## What the task requires
For the entries that follow, tally the lines holding the string "C温度开关插接器". Give the total and nothing else.

## Data extract
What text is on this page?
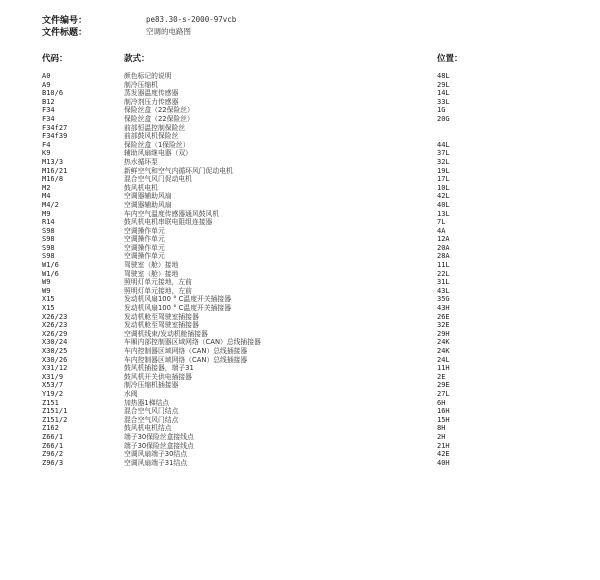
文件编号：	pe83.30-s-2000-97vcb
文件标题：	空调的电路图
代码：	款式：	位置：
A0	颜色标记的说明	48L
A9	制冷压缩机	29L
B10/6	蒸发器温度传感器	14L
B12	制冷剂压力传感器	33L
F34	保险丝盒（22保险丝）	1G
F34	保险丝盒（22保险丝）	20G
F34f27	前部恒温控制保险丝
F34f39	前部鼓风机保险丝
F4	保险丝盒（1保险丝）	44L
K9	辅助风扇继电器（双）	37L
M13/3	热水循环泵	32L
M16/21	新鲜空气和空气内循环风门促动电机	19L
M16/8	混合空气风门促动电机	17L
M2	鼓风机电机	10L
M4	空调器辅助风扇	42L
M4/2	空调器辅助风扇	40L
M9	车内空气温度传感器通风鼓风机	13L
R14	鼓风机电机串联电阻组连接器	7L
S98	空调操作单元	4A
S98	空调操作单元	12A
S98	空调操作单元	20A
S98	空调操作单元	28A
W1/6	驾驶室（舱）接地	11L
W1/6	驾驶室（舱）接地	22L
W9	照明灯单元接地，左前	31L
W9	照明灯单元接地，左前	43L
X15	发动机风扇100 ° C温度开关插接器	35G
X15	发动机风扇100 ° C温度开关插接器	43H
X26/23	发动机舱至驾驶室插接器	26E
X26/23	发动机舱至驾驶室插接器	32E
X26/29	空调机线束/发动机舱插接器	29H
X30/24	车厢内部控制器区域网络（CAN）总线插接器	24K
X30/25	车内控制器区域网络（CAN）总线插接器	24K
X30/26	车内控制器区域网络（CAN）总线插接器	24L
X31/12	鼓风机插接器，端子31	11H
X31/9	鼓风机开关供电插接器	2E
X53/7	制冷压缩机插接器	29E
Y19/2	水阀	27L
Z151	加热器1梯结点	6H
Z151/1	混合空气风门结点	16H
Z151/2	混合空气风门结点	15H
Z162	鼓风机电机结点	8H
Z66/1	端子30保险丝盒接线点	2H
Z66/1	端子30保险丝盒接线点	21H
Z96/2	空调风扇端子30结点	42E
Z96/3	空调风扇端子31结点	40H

---

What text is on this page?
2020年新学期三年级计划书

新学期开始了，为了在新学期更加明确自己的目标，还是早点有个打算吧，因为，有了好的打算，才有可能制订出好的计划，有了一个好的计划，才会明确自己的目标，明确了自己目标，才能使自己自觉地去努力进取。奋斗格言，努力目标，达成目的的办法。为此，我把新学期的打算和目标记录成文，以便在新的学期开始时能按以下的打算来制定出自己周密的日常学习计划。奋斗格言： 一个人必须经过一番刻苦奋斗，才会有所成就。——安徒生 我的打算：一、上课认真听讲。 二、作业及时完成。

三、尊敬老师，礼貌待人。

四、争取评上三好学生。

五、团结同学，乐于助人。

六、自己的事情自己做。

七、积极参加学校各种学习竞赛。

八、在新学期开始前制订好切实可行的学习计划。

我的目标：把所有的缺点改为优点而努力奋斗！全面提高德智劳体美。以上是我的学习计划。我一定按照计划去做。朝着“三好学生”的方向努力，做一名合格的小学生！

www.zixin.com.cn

## Full response
2